> [WRITTEN INSTRUCTION] Count every line that includes the string "think" in the entries that follow. Nothing besides the number is needed.

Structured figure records
----------------------------------------

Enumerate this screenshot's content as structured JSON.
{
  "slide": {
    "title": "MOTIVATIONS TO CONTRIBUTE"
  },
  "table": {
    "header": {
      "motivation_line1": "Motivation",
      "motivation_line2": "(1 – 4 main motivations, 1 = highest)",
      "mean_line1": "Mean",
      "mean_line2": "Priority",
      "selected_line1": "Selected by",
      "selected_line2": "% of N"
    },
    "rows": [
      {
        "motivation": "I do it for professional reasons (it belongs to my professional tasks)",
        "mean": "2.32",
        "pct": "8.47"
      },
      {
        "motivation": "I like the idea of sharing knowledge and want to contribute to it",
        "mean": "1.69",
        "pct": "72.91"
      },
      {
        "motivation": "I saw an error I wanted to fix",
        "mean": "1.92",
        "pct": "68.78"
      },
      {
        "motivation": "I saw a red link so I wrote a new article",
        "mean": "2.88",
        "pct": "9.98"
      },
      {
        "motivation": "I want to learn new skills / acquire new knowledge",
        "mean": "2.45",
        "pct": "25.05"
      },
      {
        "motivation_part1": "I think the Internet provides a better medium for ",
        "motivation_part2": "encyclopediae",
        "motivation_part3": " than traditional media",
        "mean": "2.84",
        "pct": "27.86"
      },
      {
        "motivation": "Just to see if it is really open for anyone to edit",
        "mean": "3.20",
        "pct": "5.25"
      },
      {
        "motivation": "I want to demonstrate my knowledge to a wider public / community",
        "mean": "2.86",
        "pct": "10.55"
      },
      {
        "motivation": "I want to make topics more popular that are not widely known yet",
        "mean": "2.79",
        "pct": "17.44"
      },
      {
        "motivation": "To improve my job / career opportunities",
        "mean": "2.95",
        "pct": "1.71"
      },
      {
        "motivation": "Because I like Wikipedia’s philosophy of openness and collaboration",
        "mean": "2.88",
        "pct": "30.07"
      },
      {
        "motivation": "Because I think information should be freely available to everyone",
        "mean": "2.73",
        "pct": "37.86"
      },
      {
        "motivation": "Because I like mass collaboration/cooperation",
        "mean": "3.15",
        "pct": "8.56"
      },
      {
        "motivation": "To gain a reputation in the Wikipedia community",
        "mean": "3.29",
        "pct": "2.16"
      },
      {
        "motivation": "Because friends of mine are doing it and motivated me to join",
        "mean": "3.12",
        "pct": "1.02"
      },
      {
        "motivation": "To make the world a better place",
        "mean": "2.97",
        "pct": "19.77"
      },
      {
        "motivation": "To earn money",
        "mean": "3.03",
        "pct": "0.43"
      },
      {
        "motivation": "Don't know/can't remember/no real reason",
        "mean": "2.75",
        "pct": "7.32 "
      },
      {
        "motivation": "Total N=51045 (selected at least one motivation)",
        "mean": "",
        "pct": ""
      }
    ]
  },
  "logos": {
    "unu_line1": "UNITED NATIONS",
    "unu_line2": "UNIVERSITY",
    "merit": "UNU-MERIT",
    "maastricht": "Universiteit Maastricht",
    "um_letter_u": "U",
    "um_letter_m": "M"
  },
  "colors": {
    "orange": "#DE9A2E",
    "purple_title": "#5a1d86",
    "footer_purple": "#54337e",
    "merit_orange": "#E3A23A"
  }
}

----------------------------------------

> [COMPLETE RESPONSE] 2